__Given request__
Retype each entry below, keeping every character the same.

__Source data__
■ ■ ■ ■

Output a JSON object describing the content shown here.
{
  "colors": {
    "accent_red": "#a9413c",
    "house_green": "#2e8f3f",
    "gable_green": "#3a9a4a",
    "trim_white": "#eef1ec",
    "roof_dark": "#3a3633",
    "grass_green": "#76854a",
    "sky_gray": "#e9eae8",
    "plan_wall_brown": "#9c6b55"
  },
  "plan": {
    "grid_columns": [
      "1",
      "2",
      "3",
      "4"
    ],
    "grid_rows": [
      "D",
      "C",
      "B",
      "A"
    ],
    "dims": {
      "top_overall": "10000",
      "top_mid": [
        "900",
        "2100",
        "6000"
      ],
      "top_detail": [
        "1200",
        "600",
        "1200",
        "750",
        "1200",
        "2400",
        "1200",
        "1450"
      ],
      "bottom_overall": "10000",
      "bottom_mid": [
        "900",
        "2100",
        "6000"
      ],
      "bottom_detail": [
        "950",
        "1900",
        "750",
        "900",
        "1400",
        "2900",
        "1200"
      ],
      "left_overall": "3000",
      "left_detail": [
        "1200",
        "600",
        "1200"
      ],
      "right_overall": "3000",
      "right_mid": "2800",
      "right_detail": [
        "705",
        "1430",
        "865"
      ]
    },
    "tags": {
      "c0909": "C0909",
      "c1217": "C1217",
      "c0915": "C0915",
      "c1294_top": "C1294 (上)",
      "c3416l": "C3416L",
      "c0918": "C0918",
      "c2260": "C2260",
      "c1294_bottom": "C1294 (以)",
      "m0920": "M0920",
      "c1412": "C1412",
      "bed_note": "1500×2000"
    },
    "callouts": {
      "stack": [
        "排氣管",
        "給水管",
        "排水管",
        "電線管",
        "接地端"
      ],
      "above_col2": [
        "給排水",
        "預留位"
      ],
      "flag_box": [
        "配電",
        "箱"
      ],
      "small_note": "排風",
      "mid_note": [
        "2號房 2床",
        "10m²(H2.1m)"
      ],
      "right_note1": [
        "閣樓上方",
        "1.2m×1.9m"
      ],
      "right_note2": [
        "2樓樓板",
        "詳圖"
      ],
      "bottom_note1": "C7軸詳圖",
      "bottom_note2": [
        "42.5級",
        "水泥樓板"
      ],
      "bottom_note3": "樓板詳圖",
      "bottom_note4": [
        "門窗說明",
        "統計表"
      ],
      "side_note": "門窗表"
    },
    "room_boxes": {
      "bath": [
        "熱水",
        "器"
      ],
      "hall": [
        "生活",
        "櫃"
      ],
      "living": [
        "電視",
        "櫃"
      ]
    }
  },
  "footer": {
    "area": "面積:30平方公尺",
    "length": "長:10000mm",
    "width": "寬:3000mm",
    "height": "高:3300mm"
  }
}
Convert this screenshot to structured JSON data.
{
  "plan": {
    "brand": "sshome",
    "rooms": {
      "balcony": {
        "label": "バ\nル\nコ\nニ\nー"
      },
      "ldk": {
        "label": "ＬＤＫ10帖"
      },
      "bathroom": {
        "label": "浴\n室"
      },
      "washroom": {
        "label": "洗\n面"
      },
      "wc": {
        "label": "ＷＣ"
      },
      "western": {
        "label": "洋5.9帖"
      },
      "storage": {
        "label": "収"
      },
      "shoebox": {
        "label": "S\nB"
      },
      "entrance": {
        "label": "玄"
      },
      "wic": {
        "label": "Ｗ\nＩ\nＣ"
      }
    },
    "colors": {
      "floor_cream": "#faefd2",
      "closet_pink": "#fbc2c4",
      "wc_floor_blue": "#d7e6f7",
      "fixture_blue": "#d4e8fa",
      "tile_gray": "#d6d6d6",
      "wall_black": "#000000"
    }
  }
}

■ ■ ■ ■

__Solution to the problem__
Output a JSON object describing the content shown here.
{
  "colors": {
    "accent_red": "#a9413c",
    "house_green": "#2e8f3f",
    "gable_green": "#3a9a4a",
    "trim_white": "#eef1ec",
    "roof_dark": "#3a3633",
    "grass_green": "#76854a",
    "sky_gray": "#e9eae8",
    "plan_wall_brown": "#9c6b55"
  },
  "plan": {
    "grid_columns": [
      "1",
      "2",
      "3",
      "4"
    ],
    "grid_rows": [
      "D",
      "C",
      "B",
      "A"
    ],
    "dims": {
      "top_overall": "10000",
      "top_mid": [
        "900",
        "2100",
        "6000"
      ],
      "top_detail": [
        "1200",
        "600",
        "1200",
        "750",
        "1200",
        "2400",
        "1200",
        "1450"
      ],
      "bottom_overall": "10000",
      "bottom_mid": [
        "900",
        "2100",
        "6000"
      ],
      "bottom_detail": [
        "950",
        "1900",
        "750",
        "900",
        "1400",
        "2900",
        "1200"
      ],
      "left_overall": "3000",
      "left_detail": [
        "1200",
        "600",
        "1200"
      ],
      "right_overall": "3000",
      "right_mid": "2800",
      "right_detail": [
        "705",
        "1430",
        "865"
      ]
    },
    "tags": {
      "c0909": "C0909",
      "c1217": "C1217",
      "c0915": "C0915",
      "c1294_top": "C1294 (上)",
      "c3416l": "C3416L",
      "c0918": "C0918",
      "c2260": "C2260",
      "c1294_bottom": "C1294 (以)",
      "m0920": "M0920",
      "c1412": "C1412",
      "bed_note": "1500×2000"
    },
    "callouts": {
      "stack": [
        "排氣管",
        "給水管",
        "排水管",
        "電線管",
        "接地端"
      ],
      "above_col2": [
        "給排水",
        "預留位"
      ],
      "flag_box": [
        "配電",
        "箱"
      ],
      "small_note": "排風",
      "mid_note": [
        "2號房 2床",
        "10m²(H2.1m)"
      ],
      "right_note1": [
        "閣樓上方",
        "1.2m×1.9m"
      ],
      "right_note2": [
        "2樓樓板",
        "詳圖"
      ],
      "bottom_note1": "C7軸詳圖",
      "bottom_note2": [
        "42.5級",
        "水泥樓板"
      ],
      "bottom_note3": "樓板詳圖",
      "bottom_note4": [
        "門窗說明",
        "統計表"
      ],
      "side_note": "門窗表"
    },
    "room_boxes": {
      "bath": [
        "熱水",
        "器"
      ],
      "hall": [
        "生活",
        "櫃"
      ],
      "living": [
        "電視",
        "櫃"
      ]
    }
  },
  "footer": {
    "area": "面積:30平方公尺",
    "length": "長:10000mm",
    "width": "寬:3000mm",
    "height": "高:3300mm"
  }
}
Convert this screenshot to structured JSON data.
{
  "plan": {
    "brand": "sshome",
    "rooms": {
      "balcony": {
        "label": "バ\nル\nコ\nニ\nー"
      },
      "ldk": {
        "label": "ＬＤＫ10帖"
      },
      "bathroom": {
        "label": "浴\n室"
      },
      "washroom": {
        "label": "洗\n面"
      },
      "wc": {
        "label": "ＷＣ"
      },
      "western": {
        "label": "洋5.9帖"
      },
      "storage": {
        "label": "収"
      },
      "shoebox": {
        "label": "S\nB"
      },
      "entrance": {
        "label": "玄"
      },
      "wic": {
        "label": "Ｗ\nＩ\nＣ"
      }
    },
    "colors": {
      "floor_cream": "#faefd2",
      "closet_pink": "#fbc2c4",
      "wc_floor_blue": "#d7e6f7",
      "fixture_blue": "#d4e8fa",
      "tile_gray": "#d6d6d6",
      "wall_black": "#000000"
    }
  }
}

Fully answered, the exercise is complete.